RAW RECORDS
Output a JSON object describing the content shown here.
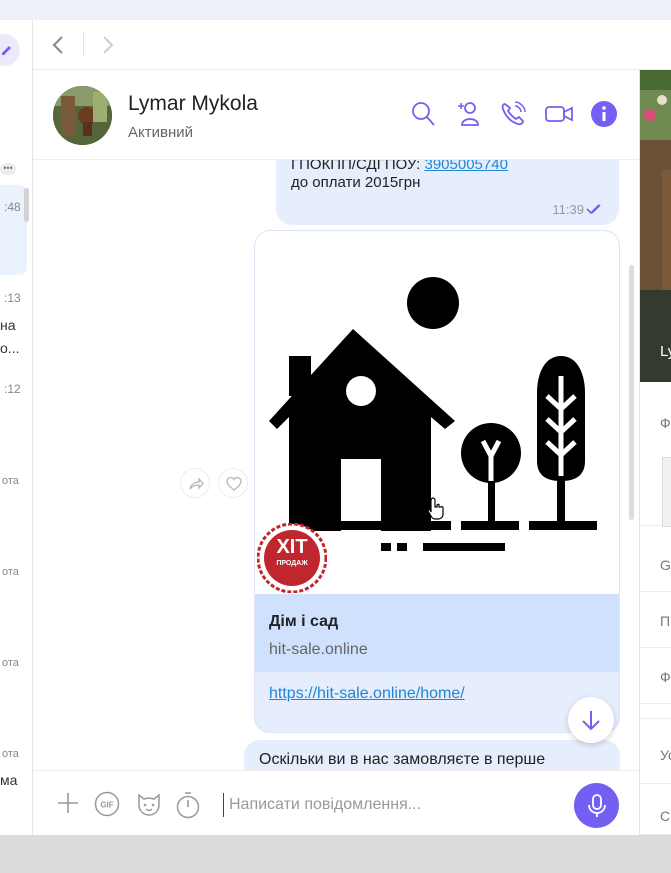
{
  "contact": {
    "name": "Lymar Mykola",
    "status": "Активний"
  },
  "chat_list": {
    "stubs": [
      ":48",
      ":13",
      "на",
      "о...",
      ":12",
      "ота",
      "ота",
      "ота",
      "ота",
      "ма"
    ]
  },
  "messages": {
    "first": {
      "top_text": "ГПОКПП/СДГПОУ:",
      "top_link": "3905005740",
      "text": "до оплати 2015грн",
      "time": "11:39"
    },
    "link_card": {
      "badge_big": "ХІТ",
      "badge_small": "ПРОДАЖ",
      "title": "Дім і сад",
      "domain": "hit-sale.online",
      "url": "https://hit-sale.online/home/"
    },
    "last": {
      "text": "Оскільки ви в нас замовляєте в перше"
    }
  },
  "composer": {
    "placeholder": "Написати повідомлення..."
  },
  "right_pane": {
    "caption": "Ly",
    "rows": [
      "Ф",
      "G",
      "П",
      "Ф",
      "Ус",
      "С"
    ]
  },
  "colors": {
    "accent": "#7360f2",
    "bubble": "#e6edfd",
    "link": "#1e87d6"
  }
}
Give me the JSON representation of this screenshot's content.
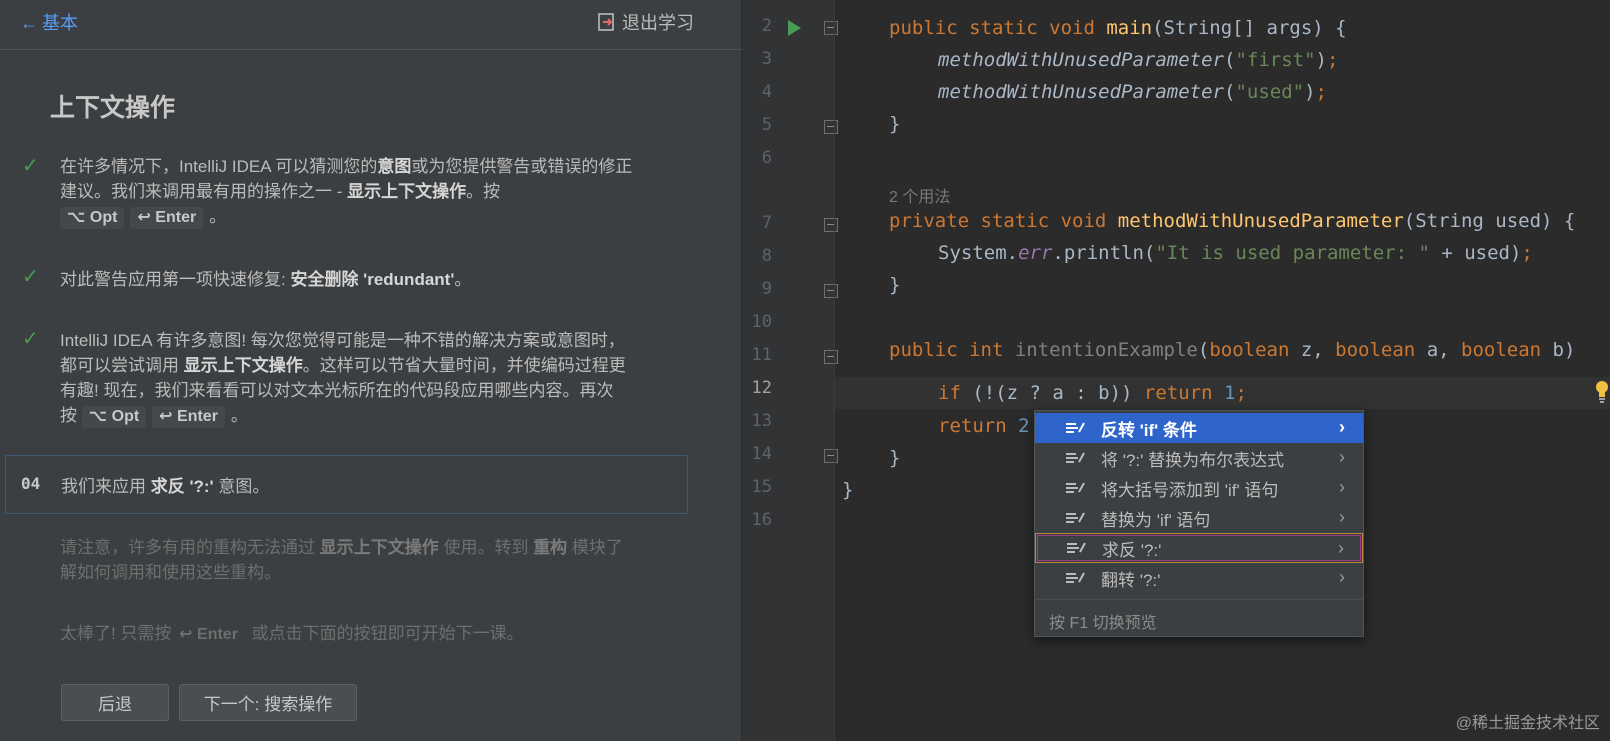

THE REQUEST
Exclude all images and restate the records above word for word.

REPLY TO THE TASK
Output a JSON object describing the content shown here.
{
  "contact": {
    "name": "Lymar Mykola",
    "status": "Активний"
  },
  "chat_list": {
    "stubs": [
      ":48",
      ":13",
      "на",
      "о...",
      ":12",
      "ота",
      "ота",
      "ота",
      "ота",
      "ма"
    ]
  },
  "messages": {
    "first": {
      "top_text": "ГПОКПП/СДГПОУ:",
      "top_link": "3905005740",
      "text": "до оплати 2015грн",
      "time": "11:39"
    },
    "link_card": {
      "badge_big": "ХІТ",
      "badge_small": "ПРОДАЖ",
      "title": "Дім і сад",
      "domain": "hit-sale.online",
      "url": "https://hit-sale.online/home/"
    },
    "last": {
      "text": "Оскільки ви в нас замовляєте в перше"
    }
  },
  "composer": {
    "placeholder": "Написати повідомлення..."
  },
  "right_pane": {
    "caption": "Ly",
    "rows": [
      "Ф",
      "G",
      "П",
      "Ф",
      "Ус",
      "С"
    ]
  },
  "colors": {
    "accent": "#7360f2",
    "bubble": "#e6edfd",
    "link": "#1e87d6"
  }
}
Give me the JSON representation of this screenshot's content.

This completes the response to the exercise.